◆ WHAT THE EXERCISE ASKS
Retype each record below word for word. Leave the pictures out.

◆ DATA EXTRACT
-*-*-
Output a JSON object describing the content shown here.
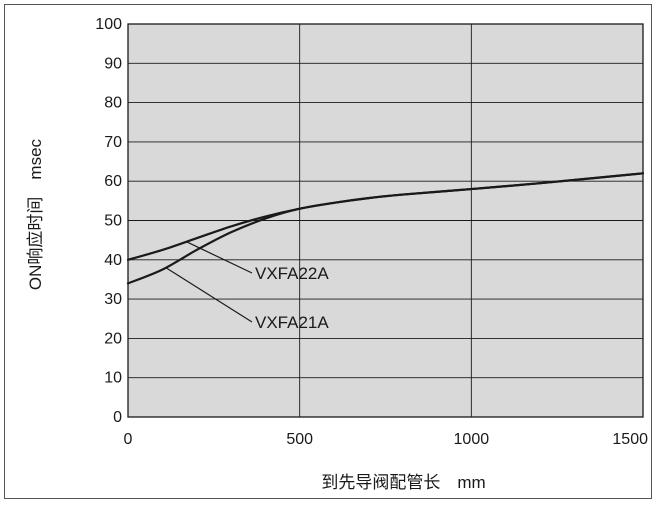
{
  "chart_data": {
    "type": "line",
    "title": "",
    "xlabel": "到先导阀配管长　mm",
    "ylabel": "ON响应时间　msec",
    "xlim": [
      0,
      1500
    ],
    "ylim": [
      0,
      100
    ],
    "xticks": [
      "0",
      "500",
      "1000",
      "1500"
    ],
    "yticks": [
      "0",
      "10",
      "20",
      "30",
      "40",
      "50",
      "60",
      "70",
      "80",
      "90",
      "100"
    ],
    "grid": true,
    "plot_background": "#d9d9d9",
    "line_color": "#1a1a1a",
    "series": [
      {
        "name": "VXFA22A",
        "x": [
          0,
          100,
          200,
          300,
          400,
          500,
          600,
          700,
          800,
          1000,
          1200,
          1500
        ],
        "y": [
          40,
          42.5,
          45.5,
          48.5,
          51,
          53,
          54.5,
          55.7,
          56.6,
          58,
          59.5,
          62
        ]
      },
      {
        "name": "VXFA21A",
        "x": [
          0,
          100,
          200,
          300,
          400,
          500,
          600,
          700,
          800,
          1000,
          1200,
          1500
        ],
        "y": [
          34,
          37.5,
          42.5,
          47,
          50.5,
          53,
          54.5,
          55.7,
          56.6,
          58,
          59.5,
          62
        ]
      }
    ],
    "annotations": [
      {
        "text": "VXFA22A",
        "series": "VXFA22A",
        "at_x": 170
      },
      {
        "text": "VXFA21A",
        "series": "VXFA21A",
        "at_x": 110
      }
    ]
  }
}
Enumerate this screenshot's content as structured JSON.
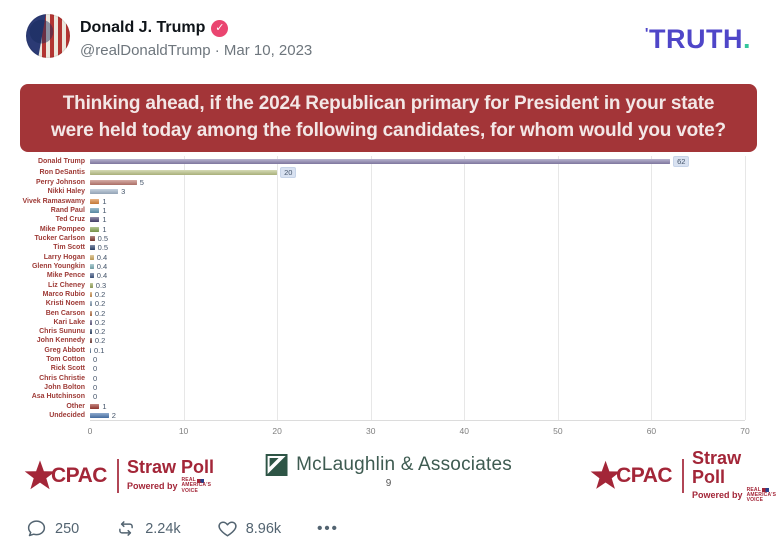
-*-*-
◆ SOLUTION
Output a JSON object describing the content shown here.
{
  "chart_data": {
    "type": "line",
    "title": "",
    "xlabel": "到先导阀配管长　mm",
    "ylabel": "ON响应时间　msec",
    "xlim": [
      0,
      1500
    ],
    "ylim": [
      0,
      100
    ],
    "xticks": [
      "0",
      "500",
      "1000",
      "1500"
    ],
    "yticks": [
      "0",
      "10",
      "20",
      "30",
      "40",
      "50",
      "60",
      "70",
      "80",
      "90",
      "100"
    ],
    "grid": true,
    "plot_background": "#d9d9d9",
    "line_color": "#1a1a1a",
    "series": [
      {
        "name": "VXFA22A",
        "x": [
          0,
          100,
          200,
          300,
          400,
          500,
          600,
          700,
          800,
          1000,
          1200,
          1500
        ],
        "y": [
          40,
          42.5,
          45.5,
          48.5,
          51,
          53,
          54.5,
          55.7,
          56.6,
          58,
          59.5,
          62
        ]
      },
      {
        "name": "VXFA21A",
        "x": [
          0,
          100,
          200,
          300,
          400,
          500,
          600,
          700,
          800,
          1000,
          1200,
          1500
        ],
        "y": [
          34,
          37.5,
          42.5,
          47,
          50.5,
          53,
          54.5,
          55.7,
          56.6,
          58,
          59.5,
          62
        ]
      }
    ],
    "annotations": [
      {
        "text": "VXFA22A",
        "series": "VXFA22A",
        "at_x": 170
      },
      {
        "text": "VXFA21A",
        "series": "VXFA21A",
        "at_x": 110
      }
    ]
  }
}
Enumerate this screenshot's content as structured JSON.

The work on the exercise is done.